> TASK TO COMPLETE: Count the lines below that contain the word "公务接待费" and give only the number.

> MATERIAL PROVIDED:

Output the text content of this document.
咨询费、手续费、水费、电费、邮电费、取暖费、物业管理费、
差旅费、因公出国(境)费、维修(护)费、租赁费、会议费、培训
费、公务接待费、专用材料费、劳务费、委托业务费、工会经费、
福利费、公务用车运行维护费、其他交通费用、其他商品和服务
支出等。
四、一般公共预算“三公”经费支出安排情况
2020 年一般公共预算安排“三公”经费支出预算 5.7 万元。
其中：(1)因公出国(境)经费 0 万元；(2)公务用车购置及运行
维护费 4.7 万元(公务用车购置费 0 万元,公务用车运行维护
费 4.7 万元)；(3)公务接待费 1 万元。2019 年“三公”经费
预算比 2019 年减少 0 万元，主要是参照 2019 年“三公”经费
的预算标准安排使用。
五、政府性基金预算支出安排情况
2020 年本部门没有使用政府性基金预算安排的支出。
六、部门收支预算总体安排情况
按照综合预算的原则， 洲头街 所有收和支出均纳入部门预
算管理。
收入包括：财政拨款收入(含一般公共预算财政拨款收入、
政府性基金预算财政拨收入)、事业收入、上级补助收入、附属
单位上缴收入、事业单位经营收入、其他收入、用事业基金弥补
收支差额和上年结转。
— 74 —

> TASK SOLUTION: 2